MATERIAL FOR THIS TASK.

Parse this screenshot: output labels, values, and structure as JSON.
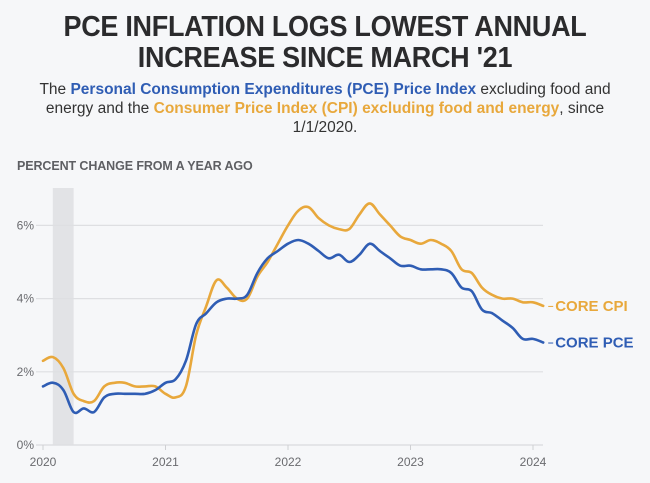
{
  "title_line1": "PCE INFLATION LOGS LOWEST ANNUAL",
  "title_line2": "INCREASE SINCE MARCH '21",
  "subtitle": {
    "pre": "The ",
    "pce_name": "Personal Consumption Expenditures (PCE) Price Index",
    "mid": " excluding food and energy and the ",
    "cpi_name": "Consumer Price Index (CPI) excluding food and energy",
    "post": ", since 1/1/2020."
  },
  "colors": {
    "cpi": "#e8a83c",
    "pce": "#2f5db4",
    "recession": "#e2e3e6",
    "grid": "#dedfe2"
  },
  "chart_data": {
    "type": "line",
    "title": "PCE INFLATION LOGS LOWEST ANNUAL INCREASE SINCE MARCH '21",
    "ylabel": "PERCENT CHANGE FROM A YEAR AGO",
    "xlabel": "",
    "ylim": [
      0,
      7
    ],
    "yticks": [
      0,
      2,
      4,
      6
    ],
    "ytick_labels": [
      "0%",
      "2%",
      "4%",
      "6%"
    ],
    "xticks": [
      2020,
      2021,
      2022,
      2023,
      2024
    ],
    "xtick_labels": [
      "2020",
      "2021",
      "2022",
      "2023",
      "2024"
    ],
    "xlim": [
      2020.0,
      2024.09
    ],
    "grid": true,
    "recession_band": [
      2020.08,
      2020.25
    ],
    "x_start": "2020-01",
    "x_step": "monthly",
    "series": [
      {
        "name": "CORE CPI",
        "color_key": "cpi",
        "values": [
          2.3,
          2.4,
          2.1,
          1.4,
          1.2,
          1.2,
          1.6,
          1.7,
          1.7,
          1.6,
          1.6,
          1.6,
          1.4,
          1.3,
          1.6,
          3.0,
          3.8,
          4.5,
          4.3,
          4.0,
          4.0,
          4.6,
          5.0,
          5.5,
          6.0,
          6.4,
          6.5,
          6.2,
          6.0,
          5.9,
          5.9,
          6.3,
          6.6,
          6.3,
          6.0,
          5.7,
          5.6,
          5.5,
          5.6,
          5.5,
          5.3,
          4.8,
          4.7,
          4.3,
          4.1,
          4.0,
          4.0,
          3.9,
          3.9,
          3.8
        ]
      },
      {
        "name": "CORE PCE",
        "color_key": "pce",
        "values": [
          1.6,
          1.7,
          1.5,
          0.9,
          1.0,
          0.9,
          1.3,
          1.4,
          1.4,
          1.4,
          1.4,
          1.5,
          1.7,
          1.8,
          2.3,
          3.3,
          3.6,
          3.9,
          4.0,
          4.0,
          4.1,
          4.7,
          5.1,
          5.3,
          5.5,
          5.6,
          5.5,
          5.3,
          5.1,
          5.2,
          5.0,
          5.2,
          5.5,
          5.3,
          5.1,
          4.9,
          4.9,
          4.8,
          4.8,
          4.8,
          4.7,
          4.3,
          4.2,
          3.7,
          3.6,
          3.4,
          3.2,
          2.9,
          2.9,
          2.8
        ]
      }
    ],
    "legend": "inline-right"
  }
}
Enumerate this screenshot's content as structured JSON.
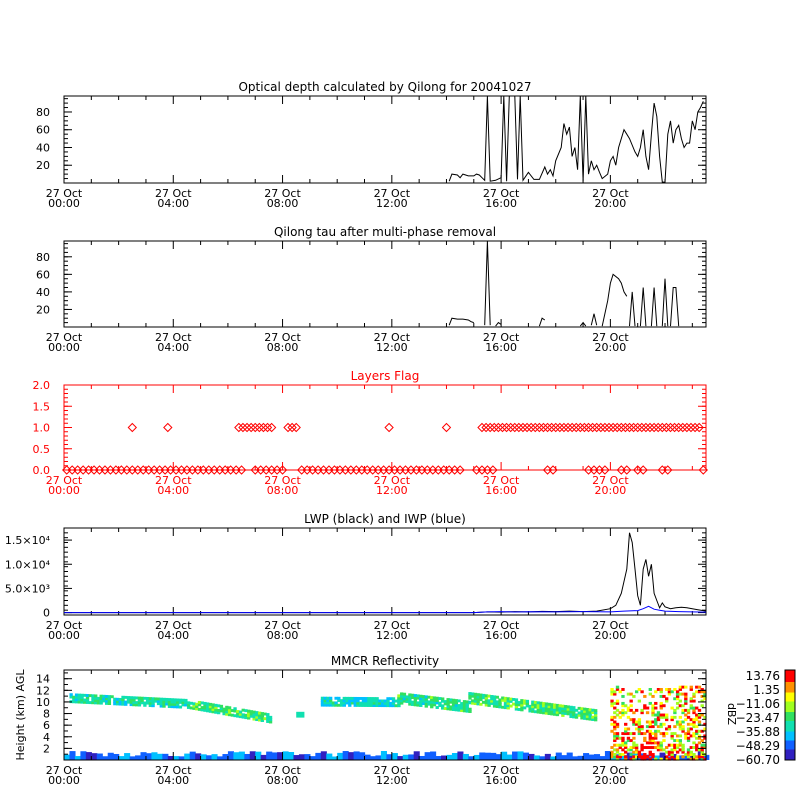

REQUEST. Copy each line holding the word "food" from the listing above.

EXPECTED ANSWER.
    "mid": " excluding food and energy and the ",
    "cpi_name": "Consumer Price Index (CPI) excluding food and energy",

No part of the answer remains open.